[Part of a data file]
____

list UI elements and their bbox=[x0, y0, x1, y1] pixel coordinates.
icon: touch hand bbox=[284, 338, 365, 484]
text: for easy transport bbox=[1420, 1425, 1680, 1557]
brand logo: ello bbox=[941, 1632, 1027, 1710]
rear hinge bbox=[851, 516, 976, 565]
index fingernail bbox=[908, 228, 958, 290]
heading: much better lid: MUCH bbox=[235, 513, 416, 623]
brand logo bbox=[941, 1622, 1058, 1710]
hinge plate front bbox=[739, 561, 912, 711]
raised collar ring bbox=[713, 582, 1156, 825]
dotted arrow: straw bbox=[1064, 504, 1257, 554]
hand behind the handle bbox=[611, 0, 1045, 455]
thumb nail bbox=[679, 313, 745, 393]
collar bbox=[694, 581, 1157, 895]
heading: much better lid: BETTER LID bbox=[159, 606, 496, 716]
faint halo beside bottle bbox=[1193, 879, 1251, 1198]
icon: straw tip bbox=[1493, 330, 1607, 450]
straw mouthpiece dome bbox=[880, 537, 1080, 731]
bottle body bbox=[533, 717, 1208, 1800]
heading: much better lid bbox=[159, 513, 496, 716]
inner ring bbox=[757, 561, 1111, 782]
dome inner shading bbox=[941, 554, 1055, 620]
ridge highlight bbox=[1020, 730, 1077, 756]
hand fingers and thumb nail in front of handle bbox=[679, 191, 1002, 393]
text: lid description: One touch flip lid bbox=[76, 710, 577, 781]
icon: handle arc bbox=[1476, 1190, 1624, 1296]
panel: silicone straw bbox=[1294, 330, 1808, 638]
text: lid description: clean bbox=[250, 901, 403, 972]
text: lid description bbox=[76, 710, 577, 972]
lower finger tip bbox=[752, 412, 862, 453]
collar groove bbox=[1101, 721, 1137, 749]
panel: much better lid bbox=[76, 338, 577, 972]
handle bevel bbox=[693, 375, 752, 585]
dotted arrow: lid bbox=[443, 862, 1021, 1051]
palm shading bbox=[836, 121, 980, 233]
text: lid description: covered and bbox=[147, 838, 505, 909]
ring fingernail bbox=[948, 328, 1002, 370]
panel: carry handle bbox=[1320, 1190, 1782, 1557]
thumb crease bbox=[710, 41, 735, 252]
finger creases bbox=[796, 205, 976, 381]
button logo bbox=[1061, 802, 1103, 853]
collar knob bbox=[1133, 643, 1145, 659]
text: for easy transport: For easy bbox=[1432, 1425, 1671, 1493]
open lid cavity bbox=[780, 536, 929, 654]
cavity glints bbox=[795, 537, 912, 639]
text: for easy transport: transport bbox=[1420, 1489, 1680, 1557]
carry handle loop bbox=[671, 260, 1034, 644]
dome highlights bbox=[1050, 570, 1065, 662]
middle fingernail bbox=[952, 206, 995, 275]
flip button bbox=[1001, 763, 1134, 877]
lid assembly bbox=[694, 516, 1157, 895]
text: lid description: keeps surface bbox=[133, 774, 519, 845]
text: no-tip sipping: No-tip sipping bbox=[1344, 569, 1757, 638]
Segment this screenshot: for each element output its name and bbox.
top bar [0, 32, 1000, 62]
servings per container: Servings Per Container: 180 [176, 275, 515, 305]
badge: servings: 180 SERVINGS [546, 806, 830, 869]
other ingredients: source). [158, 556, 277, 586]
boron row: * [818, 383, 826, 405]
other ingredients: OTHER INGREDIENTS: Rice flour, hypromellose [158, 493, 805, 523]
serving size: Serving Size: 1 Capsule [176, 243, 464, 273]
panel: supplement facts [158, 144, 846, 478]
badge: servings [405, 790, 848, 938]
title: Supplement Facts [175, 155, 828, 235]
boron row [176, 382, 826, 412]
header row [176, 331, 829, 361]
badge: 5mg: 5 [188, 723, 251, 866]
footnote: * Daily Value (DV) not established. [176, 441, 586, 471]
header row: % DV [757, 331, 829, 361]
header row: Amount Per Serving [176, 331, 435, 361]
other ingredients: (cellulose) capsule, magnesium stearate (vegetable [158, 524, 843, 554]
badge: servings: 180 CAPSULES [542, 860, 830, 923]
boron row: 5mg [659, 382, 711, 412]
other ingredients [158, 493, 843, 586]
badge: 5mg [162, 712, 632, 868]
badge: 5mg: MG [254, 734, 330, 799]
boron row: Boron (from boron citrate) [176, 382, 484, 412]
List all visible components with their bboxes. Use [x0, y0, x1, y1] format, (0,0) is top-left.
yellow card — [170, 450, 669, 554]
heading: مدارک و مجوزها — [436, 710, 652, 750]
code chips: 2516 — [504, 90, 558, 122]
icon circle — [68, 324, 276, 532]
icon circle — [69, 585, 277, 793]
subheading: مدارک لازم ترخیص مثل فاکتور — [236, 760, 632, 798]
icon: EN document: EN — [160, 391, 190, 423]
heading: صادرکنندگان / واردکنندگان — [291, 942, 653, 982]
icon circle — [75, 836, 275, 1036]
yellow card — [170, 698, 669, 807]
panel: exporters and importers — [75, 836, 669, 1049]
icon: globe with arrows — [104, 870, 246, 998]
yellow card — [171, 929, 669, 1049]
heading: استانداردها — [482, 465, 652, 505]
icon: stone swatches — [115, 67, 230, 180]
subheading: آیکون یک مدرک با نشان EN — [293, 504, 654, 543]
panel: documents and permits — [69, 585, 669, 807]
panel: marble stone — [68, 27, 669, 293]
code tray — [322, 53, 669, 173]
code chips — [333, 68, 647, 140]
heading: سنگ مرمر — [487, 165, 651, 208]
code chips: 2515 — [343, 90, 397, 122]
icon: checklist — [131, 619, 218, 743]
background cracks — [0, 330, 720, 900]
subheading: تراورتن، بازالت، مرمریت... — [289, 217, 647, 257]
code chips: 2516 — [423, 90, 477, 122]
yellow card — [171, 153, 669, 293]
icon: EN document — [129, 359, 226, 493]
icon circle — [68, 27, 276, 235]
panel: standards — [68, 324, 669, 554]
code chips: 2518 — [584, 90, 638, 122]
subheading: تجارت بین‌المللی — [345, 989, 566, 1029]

____

GIVEN PROBLEM.
Please gather every line of the records above that contains the word "مدارک".

CORRECT RESULT.
heading: مدارک و مجوزها — [436, 710, 652, 750]
subheading: مدارک لازم ترخیص مثل فاکتور — [236, 760, 632, 798]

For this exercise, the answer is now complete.